>> begin Records to process

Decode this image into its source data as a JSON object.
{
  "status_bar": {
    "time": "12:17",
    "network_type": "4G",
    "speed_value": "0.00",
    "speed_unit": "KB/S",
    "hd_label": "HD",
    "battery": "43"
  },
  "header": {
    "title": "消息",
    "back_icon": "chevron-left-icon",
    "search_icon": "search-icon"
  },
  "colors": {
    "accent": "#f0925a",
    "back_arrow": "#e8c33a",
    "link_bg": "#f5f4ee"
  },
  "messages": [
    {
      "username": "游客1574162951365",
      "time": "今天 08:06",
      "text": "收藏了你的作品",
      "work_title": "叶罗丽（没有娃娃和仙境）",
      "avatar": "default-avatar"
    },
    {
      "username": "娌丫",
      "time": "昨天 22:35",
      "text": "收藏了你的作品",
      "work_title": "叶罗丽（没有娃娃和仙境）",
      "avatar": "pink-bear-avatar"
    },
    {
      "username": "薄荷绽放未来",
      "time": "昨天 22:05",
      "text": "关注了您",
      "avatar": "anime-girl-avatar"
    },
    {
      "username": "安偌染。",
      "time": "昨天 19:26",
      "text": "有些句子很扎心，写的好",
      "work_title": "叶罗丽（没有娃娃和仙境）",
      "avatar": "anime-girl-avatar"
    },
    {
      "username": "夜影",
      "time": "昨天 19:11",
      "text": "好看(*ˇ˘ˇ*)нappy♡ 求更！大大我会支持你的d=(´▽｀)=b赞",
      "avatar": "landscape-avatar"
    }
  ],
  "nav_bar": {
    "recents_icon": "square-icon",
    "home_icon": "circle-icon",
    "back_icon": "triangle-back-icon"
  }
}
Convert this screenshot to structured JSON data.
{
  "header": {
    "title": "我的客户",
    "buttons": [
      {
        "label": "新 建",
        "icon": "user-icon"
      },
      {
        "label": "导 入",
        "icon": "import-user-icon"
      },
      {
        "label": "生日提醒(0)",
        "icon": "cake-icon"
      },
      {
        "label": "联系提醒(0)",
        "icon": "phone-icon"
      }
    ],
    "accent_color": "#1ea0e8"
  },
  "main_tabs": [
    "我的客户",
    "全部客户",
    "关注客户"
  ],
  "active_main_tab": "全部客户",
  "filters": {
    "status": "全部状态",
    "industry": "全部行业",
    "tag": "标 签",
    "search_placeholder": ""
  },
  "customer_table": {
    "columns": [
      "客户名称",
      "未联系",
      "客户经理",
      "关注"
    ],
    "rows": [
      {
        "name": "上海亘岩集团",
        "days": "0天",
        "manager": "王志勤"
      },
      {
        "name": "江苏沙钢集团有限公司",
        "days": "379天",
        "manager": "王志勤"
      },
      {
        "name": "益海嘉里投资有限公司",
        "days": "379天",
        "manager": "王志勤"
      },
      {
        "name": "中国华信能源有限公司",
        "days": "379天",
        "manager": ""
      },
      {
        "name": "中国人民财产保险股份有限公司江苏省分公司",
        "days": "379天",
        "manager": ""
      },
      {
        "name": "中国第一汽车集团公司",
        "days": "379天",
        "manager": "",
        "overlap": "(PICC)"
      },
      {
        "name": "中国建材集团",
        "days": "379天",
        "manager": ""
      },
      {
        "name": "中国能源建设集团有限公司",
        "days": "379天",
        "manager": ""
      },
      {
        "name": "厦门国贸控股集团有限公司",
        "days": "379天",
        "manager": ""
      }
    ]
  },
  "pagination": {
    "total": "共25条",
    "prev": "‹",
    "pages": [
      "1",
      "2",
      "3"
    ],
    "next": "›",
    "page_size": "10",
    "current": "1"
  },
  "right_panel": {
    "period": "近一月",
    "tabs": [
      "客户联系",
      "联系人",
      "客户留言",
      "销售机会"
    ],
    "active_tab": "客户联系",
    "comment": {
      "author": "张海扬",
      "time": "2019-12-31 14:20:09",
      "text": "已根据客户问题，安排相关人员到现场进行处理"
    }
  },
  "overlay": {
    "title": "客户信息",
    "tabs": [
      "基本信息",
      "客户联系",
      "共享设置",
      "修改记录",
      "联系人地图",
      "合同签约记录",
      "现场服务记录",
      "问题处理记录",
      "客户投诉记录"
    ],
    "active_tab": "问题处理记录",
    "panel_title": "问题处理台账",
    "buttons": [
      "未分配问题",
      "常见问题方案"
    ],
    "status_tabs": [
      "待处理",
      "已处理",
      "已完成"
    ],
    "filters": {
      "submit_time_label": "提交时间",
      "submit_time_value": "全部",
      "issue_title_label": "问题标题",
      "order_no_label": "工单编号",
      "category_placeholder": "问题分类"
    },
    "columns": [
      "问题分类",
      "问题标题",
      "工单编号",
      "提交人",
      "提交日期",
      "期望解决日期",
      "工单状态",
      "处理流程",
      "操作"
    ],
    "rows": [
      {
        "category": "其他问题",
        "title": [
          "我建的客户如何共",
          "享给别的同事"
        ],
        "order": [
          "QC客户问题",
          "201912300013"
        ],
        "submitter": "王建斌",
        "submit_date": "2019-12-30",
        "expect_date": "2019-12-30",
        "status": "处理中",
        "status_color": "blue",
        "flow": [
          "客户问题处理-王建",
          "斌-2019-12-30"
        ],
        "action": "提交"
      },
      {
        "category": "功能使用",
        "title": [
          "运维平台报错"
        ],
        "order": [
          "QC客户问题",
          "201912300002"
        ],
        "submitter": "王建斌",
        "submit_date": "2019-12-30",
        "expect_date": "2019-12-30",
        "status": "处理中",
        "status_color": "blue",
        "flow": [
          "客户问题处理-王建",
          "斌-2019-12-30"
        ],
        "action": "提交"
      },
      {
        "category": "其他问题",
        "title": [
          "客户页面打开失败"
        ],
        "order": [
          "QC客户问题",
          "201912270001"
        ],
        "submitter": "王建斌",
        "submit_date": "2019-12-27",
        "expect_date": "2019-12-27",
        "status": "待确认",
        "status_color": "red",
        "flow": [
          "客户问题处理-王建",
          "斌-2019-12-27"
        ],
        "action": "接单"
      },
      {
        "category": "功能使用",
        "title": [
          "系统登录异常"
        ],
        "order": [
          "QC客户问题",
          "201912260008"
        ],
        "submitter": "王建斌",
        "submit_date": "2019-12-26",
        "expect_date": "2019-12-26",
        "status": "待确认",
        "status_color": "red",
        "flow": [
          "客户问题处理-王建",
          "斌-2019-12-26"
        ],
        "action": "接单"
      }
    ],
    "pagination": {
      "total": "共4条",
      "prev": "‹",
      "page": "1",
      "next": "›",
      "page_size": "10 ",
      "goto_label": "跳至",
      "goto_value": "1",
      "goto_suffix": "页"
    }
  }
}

>> end Records to process

Stated problem
From the listing above, find the number of lines with the word "this" in them. Answer with the number only.

Exercise answer
2